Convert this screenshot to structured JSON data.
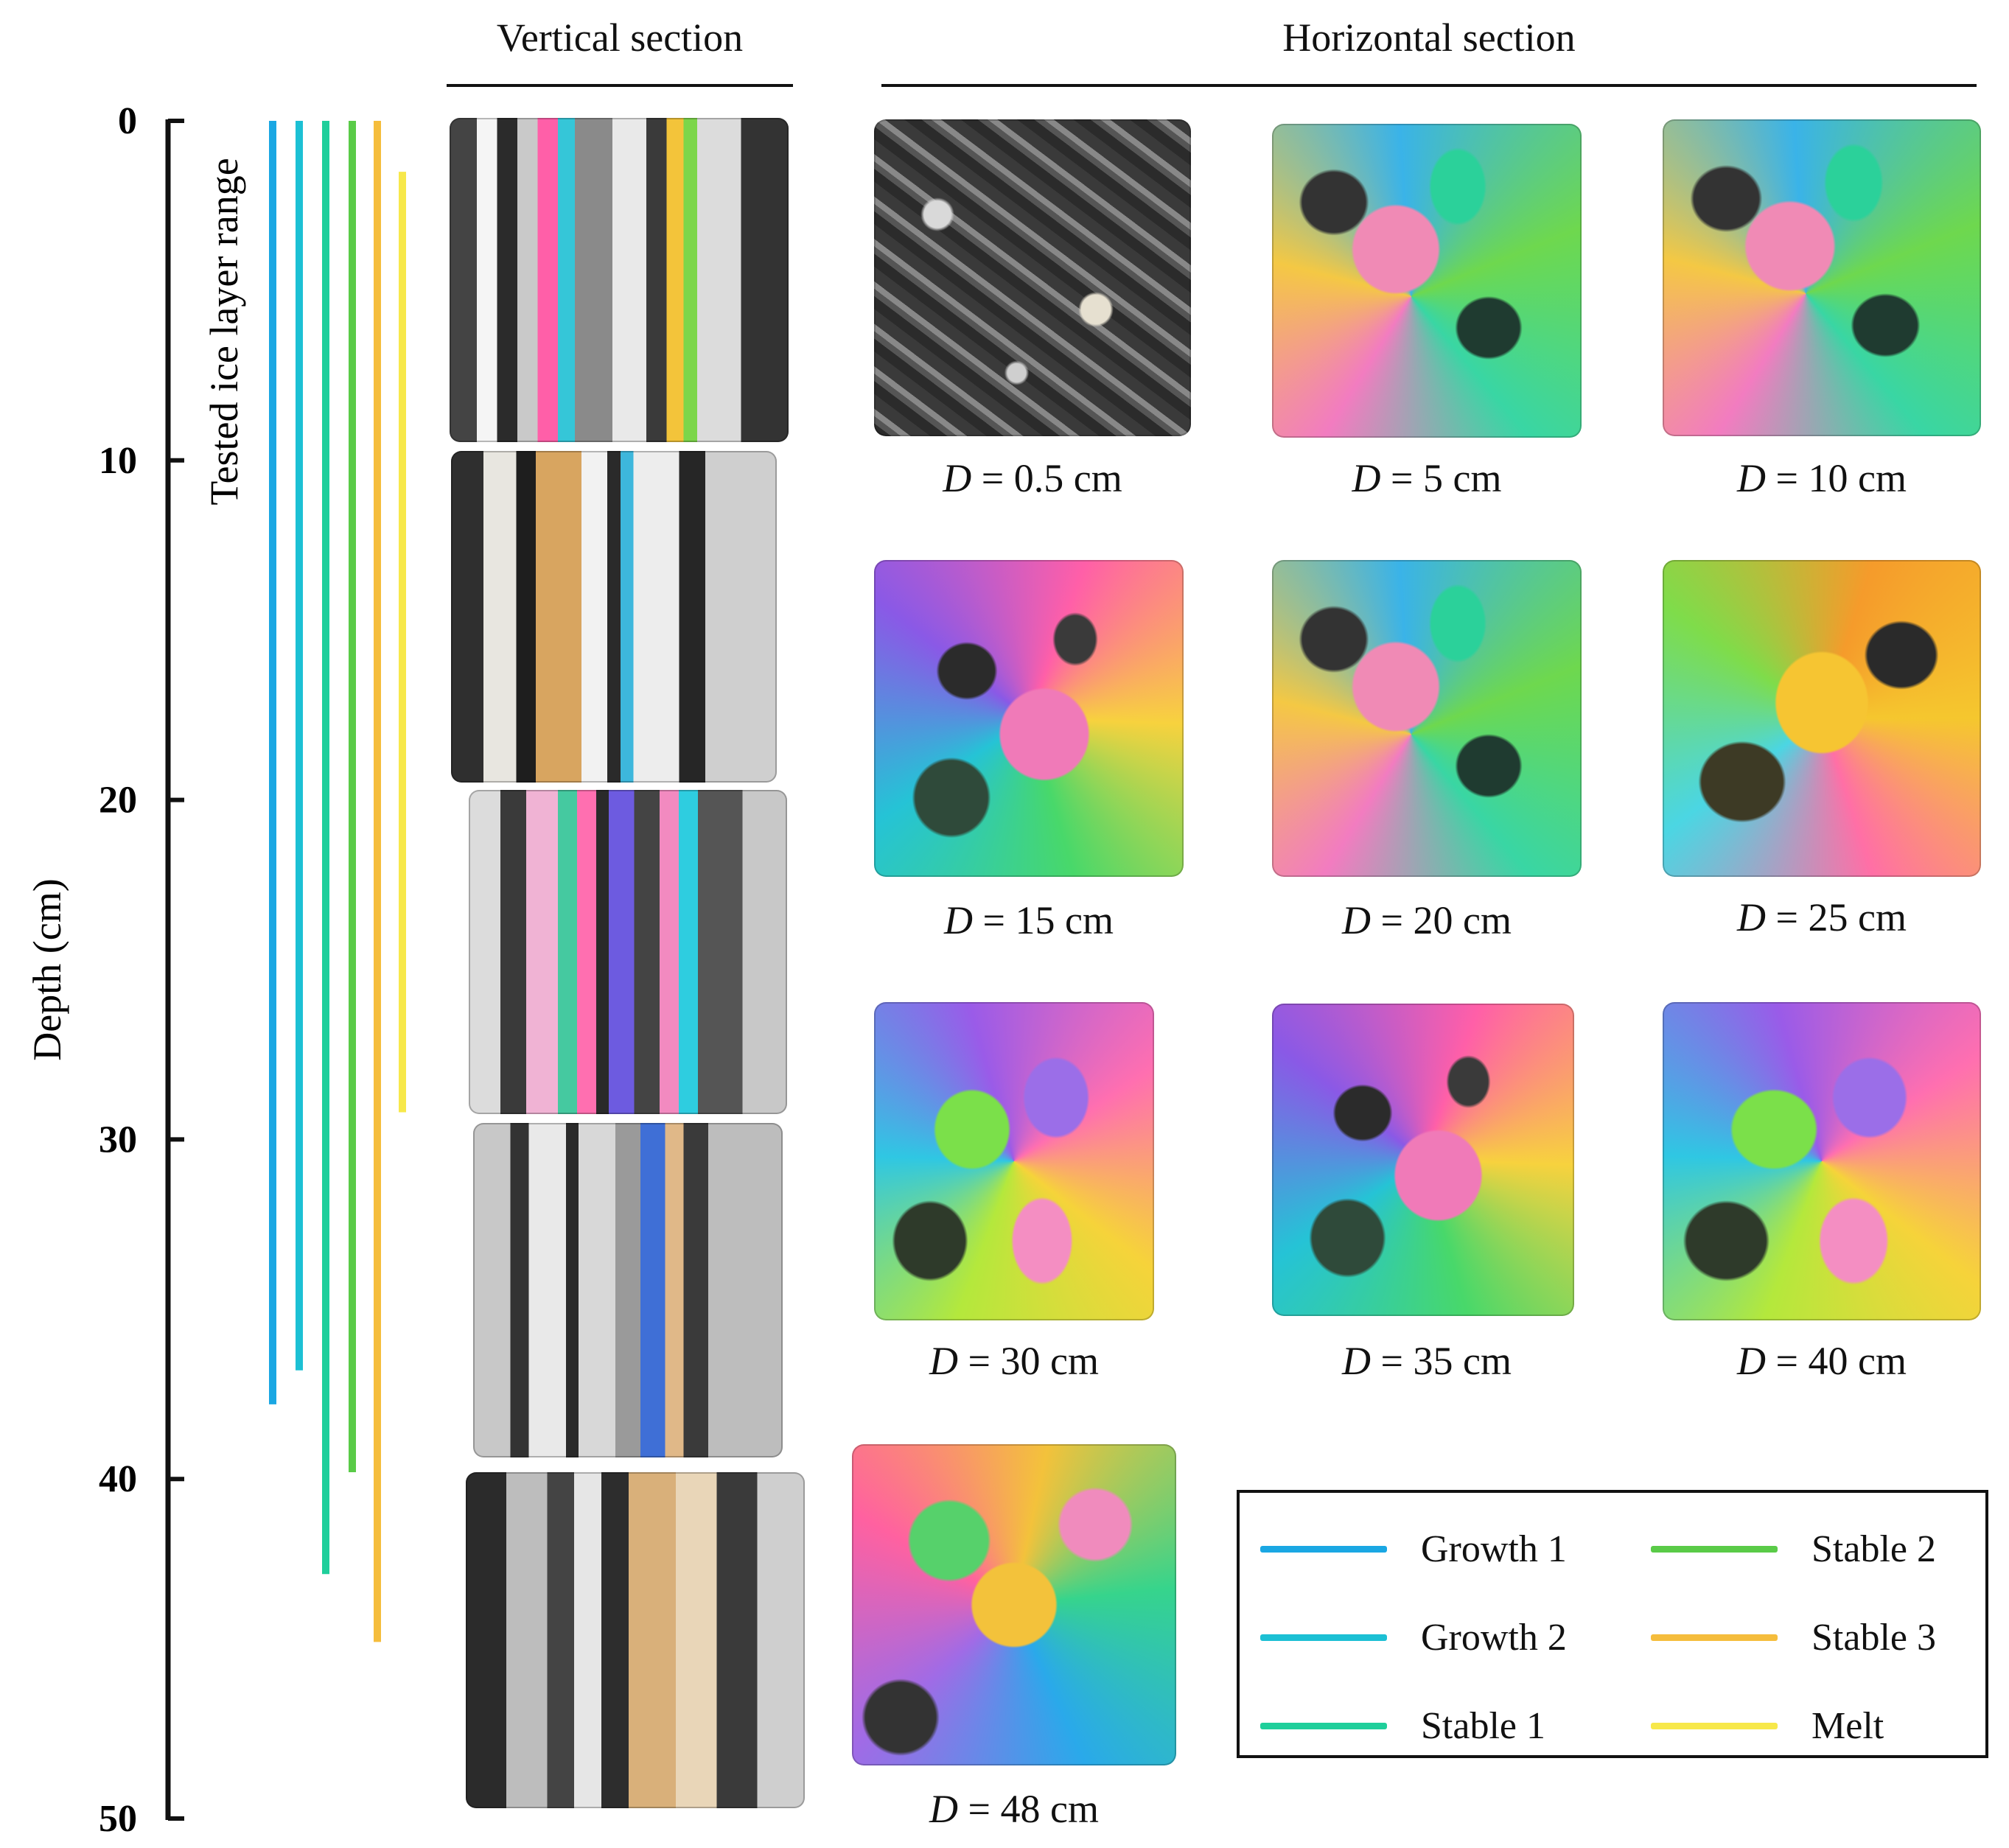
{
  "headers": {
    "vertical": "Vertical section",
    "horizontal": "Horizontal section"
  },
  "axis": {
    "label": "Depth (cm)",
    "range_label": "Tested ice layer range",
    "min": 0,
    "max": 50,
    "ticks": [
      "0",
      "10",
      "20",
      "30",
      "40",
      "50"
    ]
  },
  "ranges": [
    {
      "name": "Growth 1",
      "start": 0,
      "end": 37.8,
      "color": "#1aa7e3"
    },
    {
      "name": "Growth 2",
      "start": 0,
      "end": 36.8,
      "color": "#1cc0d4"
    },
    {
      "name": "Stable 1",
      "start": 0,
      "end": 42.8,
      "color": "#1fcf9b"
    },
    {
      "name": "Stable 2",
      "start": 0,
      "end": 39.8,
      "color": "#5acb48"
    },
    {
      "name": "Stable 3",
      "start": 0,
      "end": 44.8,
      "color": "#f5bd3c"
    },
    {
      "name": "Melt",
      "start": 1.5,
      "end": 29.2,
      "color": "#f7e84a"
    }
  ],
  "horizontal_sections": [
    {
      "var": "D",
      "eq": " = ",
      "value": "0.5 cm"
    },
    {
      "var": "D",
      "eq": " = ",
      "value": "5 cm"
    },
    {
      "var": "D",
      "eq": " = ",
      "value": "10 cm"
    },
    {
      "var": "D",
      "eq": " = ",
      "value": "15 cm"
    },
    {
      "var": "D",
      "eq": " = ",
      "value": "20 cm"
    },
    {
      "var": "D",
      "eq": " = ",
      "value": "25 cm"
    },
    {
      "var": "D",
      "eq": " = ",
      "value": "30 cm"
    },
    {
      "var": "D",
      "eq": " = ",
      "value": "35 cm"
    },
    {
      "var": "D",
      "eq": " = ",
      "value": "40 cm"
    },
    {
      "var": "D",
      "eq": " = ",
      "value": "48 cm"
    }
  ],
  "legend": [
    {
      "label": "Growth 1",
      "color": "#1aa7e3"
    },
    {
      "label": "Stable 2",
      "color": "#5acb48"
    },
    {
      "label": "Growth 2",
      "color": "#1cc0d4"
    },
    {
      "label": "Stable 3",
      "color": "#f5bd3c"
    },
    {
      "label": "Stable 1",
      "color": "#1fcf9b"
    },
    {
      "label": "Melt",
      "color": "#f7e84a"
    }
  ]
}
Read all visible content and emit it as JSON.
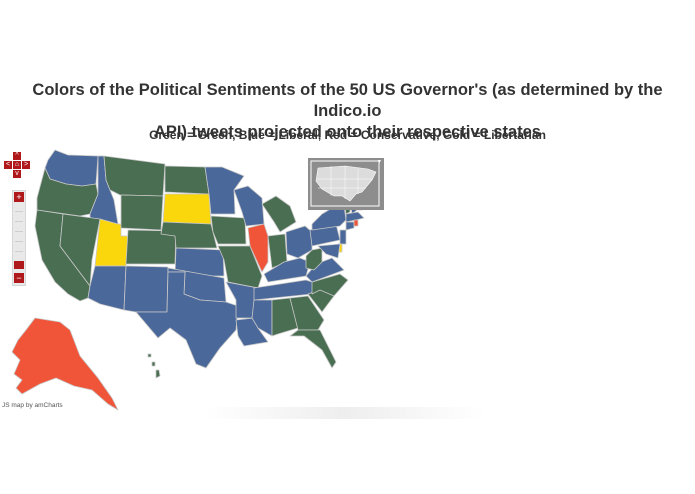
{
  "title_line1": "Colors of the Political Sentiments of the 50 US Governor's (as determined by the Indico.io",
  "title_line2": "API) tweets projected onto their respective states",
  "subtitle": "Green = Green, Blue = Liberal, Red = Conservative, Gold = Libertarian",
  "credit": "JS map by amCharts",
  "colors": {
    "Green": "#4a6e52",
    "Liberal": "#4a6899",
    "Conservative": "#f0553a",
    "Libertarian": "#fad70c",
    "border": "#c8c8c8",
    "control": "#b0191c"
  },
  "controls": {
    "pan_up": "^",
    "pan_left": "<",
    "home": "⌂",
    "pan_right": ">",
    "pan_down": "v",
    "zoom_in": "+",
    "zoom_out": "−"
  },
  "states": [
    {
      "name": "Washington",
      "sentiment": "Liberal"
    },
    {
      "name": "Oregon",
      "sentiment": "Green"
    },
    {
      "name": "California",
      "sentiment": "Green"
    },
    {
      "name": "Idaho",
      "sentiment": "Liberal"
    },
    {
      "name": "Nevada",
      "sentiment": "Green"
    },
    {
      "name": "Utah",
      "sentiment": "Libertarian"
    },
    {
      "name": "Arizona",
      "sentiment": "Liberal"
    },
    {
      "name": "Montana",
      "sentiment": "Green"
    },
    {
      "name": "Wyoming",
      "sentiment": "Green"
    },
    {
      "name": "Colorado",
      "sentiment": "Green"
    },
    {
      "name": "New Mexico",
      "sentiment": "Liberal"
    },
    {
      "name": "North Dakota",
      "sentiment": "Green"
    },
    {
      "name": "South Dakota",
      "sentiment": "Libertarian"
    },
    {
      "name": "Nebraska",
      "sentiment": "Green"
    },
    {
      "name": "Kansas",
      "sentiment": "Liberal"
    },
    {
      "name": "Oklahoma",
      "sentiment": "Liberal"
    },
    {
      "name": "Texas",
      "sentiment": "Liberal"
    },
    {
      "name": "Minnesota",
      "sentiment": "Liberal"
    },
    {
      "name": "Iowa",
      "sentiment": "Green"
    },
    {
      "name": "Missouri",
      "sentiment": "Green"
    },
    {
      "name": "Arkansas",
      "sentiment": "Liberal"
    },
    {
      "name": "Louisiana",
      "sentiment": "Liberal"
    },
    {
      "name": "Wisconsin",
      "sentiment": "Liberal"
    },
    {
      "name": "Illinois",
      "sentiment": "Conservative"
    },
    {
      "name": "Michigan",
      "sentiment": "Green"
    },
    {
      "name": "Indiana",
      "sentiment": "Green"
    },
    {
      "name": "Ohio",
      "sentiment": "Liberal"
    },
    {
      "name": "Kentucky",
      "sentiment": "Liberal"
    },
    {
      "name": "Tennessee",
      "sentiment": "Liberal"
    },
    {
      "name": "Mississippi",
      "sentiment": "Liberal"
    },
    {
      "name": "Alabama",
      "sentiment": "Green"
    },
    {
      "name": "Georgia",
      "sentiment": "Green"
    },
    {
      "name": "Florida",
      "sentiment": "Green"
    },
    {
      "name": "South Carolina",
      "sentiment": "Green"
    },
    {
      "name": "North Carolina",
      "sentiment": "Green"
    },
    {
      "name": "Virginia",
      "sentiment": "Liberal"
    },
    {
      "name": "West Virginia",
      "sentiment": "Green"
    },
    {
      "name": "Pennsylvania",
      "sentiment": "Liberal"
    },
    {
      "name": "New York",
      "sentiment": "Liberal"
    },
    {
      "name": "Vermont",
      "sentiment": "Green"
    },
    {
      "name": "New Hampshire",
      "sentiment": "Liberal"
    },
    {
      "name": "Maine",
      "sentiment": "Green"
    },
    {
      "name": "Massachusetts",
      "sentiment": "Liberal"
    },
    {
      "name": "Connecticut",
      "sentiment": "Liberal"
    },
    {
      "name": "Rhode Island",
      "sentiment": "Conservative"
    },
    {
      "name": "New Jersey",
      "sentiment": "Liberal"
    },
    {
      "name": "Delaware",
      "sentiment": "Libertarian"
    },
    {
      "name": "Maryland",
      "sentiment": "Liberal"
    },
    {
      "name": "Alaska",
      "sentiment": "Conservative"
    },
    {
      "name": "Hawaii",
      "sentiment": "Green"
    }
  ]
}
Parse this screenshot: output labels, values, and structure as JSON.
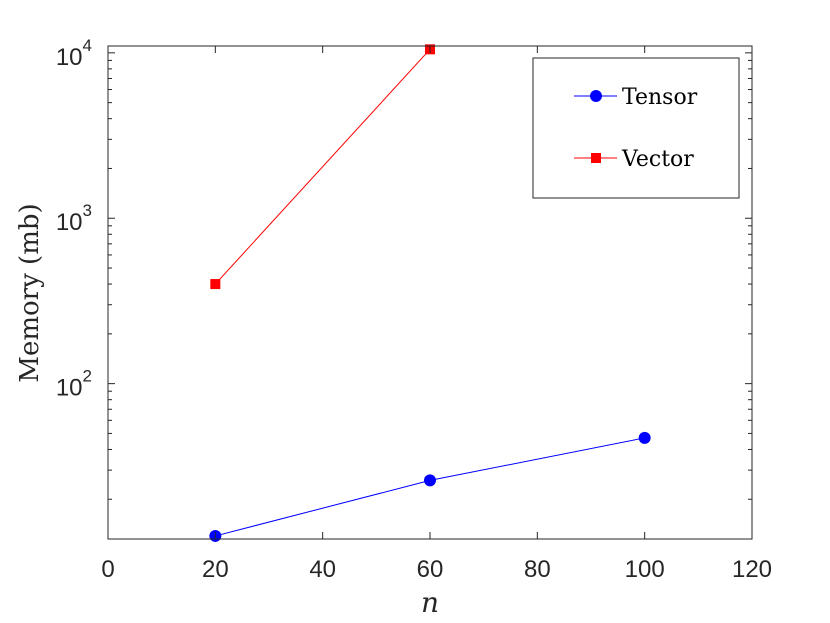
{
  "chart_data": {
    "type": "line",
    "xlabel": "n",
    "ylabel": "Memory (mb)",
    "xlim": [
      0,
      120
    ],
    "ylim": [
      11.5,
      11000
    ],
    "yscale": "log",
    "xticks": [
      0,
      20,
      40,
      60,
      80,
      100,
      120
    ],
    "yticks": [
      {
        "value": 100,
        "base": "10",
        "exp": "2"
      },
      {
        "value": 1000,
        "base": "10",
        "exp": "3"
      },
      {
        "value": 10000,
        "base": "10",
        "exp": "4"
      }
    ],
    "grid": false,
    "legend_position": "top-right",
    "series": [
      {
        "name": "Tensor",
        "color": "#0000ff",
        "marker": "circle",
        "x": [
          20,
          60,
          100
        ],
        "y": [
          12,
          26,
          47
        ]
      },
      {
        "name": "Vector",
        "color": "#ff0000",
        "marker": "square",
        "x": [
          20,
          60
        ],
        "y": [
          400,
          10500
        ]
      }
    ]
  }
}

**Objective**
Give every record again exactly, apart from the pictures, which stay out.

**Solution to this task**
Convert this screenshot to structured JSON data.
{
  "headers": {
    "vertical": "Vertical section",
    "horizontal": "Horizontal section"
  },
  "axis": {
    "label": "Depth (cm)",
    "range_label": "Tested ice layer range",
    "min": 0,
    "max": 50,
    "ticks": [
      "0",
      "10",
      "20",
      "30",
      "40",
      "50"
    ]
  },
  "ranges": [
    {
      "name": "Growth 1",
      "start": 0,
      "end": 37.8,
      "color": "#1aa7e3"
    },
    {
      "name": "Growth 2",
      "start": 0,
      "end": 36.8,
      "color": "#1cc0d4"
    },
    {
      "name": "Stable 1",
      "start": 0,
      "end": 42.8,
      "color": "#1fcf9b"
    },
    {
      "name": "Stable 2",
      "start": 0,
      "end": 39.8,
      "color": "#5acb48"
    },
    {
      "name": "Stable 3",
      "start": 0,
      "end": 44.8,
      "color": "#f5bd3c"
    },
    {
      "name": "Melt",
      "start": 1.5,
      "end": 29.2,
      "color": "#f7e84a"
    }
  ],
  "horizontal_sections": [
    {
      "var": "D",
      "eq": " = ",
      "value": "0.5 cm"
    },
    {
      "var": "D",
      "eq": " = ",
      "value": "5 cm"
    },
    {
      "var": "D",
      "eq": " = ",
      "value": "10 cm"
    },
    {
      "var": "D",
      "eq": " = ",
      "value": "15 cm"
    },
    {
      "var": "D",
      "eq": " = ",
      "value": "20 cm"
    },
    {
      "var": "D",
      "eq": " = ",
      "value": "25 cm"
    },
    {
      "var": "D",
      "eq": " = ",
      "value": "30 cm"
    },
    {
      "var": "D",
      "eq": " = ",
      "value": "35 cm"
    },
    {
      "var": "D",
      "eq": " = ",
      "value": "40 cm"
    },
    {
      "var": "D",
      "eq": " = ",
      "value": "48 cm"
    }
  ],
  "legend": [
    {
      "label": "Growth 1",
      "color": "#1aa7e3"
    },
    {
      "label": "Stable 2",
      "color": "#5acb48"
    },
    {
      "label": "Growth 2",
      "color": "#1cc0d4"
    },
    {
      "label": "Stable 3",
      "color": "#f5bd3c"
    },
    {
      "label": "Stable 1",
      "color": "#1fcf9b"
    },
    {
      "label": "Melt",
      "color": "#f7e84a"
    }
  ]
}
Read all visible content and emit it as JSON.
{
  "title_line1": "Colors of the Political Sentiments of the 50 US Governor's (as determined by the Indico.io",
  "title_line2": "API) tweets projected onto their respective states",
  "subtitle": "Green = Green, Blue = Liberal, Red = Conservative, Gold = Libertarian",
  "credit": "JS map by amCharts",
  "colors": {
    "Green": "#4a6e52",
    "Liberal": "#4a6899",
    "Conservative": "#f0553a",
    "Libertarian": "#fad70c",
    "border": "#c8c8c8",
    "control": "#b0191c"
  },
  "controls": {
    "pan_up": "^",
    "pan_left": "<",
    "home": "⌂",
    "pan_right": ">",
    "pan_down": "v",
    "zoom_in": "+",
    "zoom_out": "−"
  },
  "states": [
    {
      "name": "Washington",
      "sentiment": "Liberal"
    },
    {
      "name": "Oregon",
      "sentiment": "Green"
    },
    {
      "name": "California",
      "sentiment": "Green"
    },
    {
      "name": "Idaho",
      "sentiment": "Liberal"
    },
    {
      "name": "Nevada",
      "sentiment": "Green"
    },
    {
      "name": "Utah",
      "sentiment": "Libertarian"
    },
    {
      "name": "Arizona",
      "sentiment": "Liberal"
    },
    {
      "name": "Montana",
      "sentiment": "Green"
    },
    {
      "name": "Wyoming",
      "sentiment": "Green"
    },
    {
      "name": "Colorado",
      "sentiment": "Green"
    },
    {
      "name": "New Mexico",
      "sentiment": "Liberal"
    },
    {
      "name": "North Dakota",
      "sentiment": "Green"
    },
    {
      "name": "South Dakota",
      "sentiment": "Libertarian"
    },
    {
      "name": "Nebraska",
      "sentiment": "Green"
    },
    {
      "name": "Kansas",
      "sentiment": "Liberal"
    },
    {
      "name": "Oklahoma",
      "sentiment": "Liberal"
    },
    {
      "name": "Texas",
      "sentiment": "Liberal"
    },
    {
      "name": "Minnesota",
      "sentiment": "Liberal"
    },
    {
      "name": "Iowa",
      "sentiment": "Green"
    },
    {
      "name": "Missouri",
      "sentiment": "Green"
    },
    {
      "name": "Arkansas",
      "sentiment": "Liberal"
    },
    {
      "name": "Louisiana",
      "sentiment": "Liberal"
    },
    {
      "name": "Wisconsin",
      "sentiment": "Liberal"
    },
    {
      "name": "Illinois",
      "sentiment": "Conservative"
    },
    {
      "name": "Michigan",
      "sentiment": "Green"
    },
    {
      "name": "Indiana",
      "sentiment": "Green"
    },
    {
      "name": "Ohio",
      "sentiment": "Liberal"
    },
    {
      "name": "Kentucky",
      "sentiment": "Liberal"
    },
    {
      "name": "Tennessee",
      "sentiment": "Liberal"
    },
    {
      "name": "Mississippi",
      "sentiment": "Liberal"
    },
    {
      "name": "Alabama",
      "sentiment": "Green"
    },
    {
      "name": "Georgia",
      "sentiment": "Green"
    },
    {
      "name": "Florida",
      "sentiment": "Green"
    },
    {
      "name": "South Carolina",
      "sentiment": "Green"
    },
    {
      "name": "North Carolina",
      "sentiment": "Green"
    },
    {
      "name": "Virginia",
      "sentiment": "Liberal"
    },
    {
      "name": "West Virginia",
      "sentiment": "Green"
    },
    {
      "name": "Pennsylvania",
      "sentiment": "Liberal"
    },
    {
      "name": "New York",
      "sentiment": "Liberal"
    },
    {
      "name": "Vermont",
      "sentiment": "Green"
    },
    {
      "name": "New Hampshire",
      "sentiment": "Liberal"
    },
    {
      "name": "Maine",
      "sentiment": "Green"
    },
    {
      "name": "Massachusetts",
      "sentiment": "Liberal"
    },
    {
      "name": "Connecticut",
      "sentiment": "Liberal"
    },
    {
      "name": "Rhode Island",
      "sentiment": "Conservative"
    },
    {
      "name": "New Jersey",
      "sentiment": "Liberal"
    },
    {
      "name": "Delaware",
      "sentiment": "Libertarian"
    },
    {
      "name": "Maryland",
      "sentiment": "Liberal"
    },
    {
      "name": "Alaska",
      "sentiment": "Conservative"
    },
    {
      "name": "Hawaii",
      "sentiment": "Green"
    }
  ]
}
Parse this screenshot: output labels, values, and structure as JSON.
{
  "chart_data": {
    "type": "line",
    "xlabel": "n",
    "ylabel": "Memory (mb)",
    "xlim": [
      0,
      120
    ],
    "ylim": [
      11.5,
      11000
    ],
    "yscale": "log",
    "xticks": [
      0,
      20,
      40,
      60,
      80,
      100,
      120
    ],
    "yticks": [
      {
        "value": 100,
        "base": "10",
        "exp": "2"
      },
      {
        "value": 1000,
        "base": "10",
        "exp": "3"
      },
      {
        "value": 10000,
        "base": "10",
        "exp": "4"
      }
    ],
    "grid": false,
    "legend_position": "top-right",
    "series": [
      {
        "name": "Tensor",
        "color": "#0000ff",
        "marker": "circle",
        "x": [
          20,
          60,
          100
        ],
        "y": [
          12,
          26,
          47
        ]
      },
      {
        "name": "Vector",
        "color": "#ff0000",
        "marker": "square",
        "x": [
          20,
          60
        ],
        "y": [
          400,
          10500
        ]
      }
    ]
  }
}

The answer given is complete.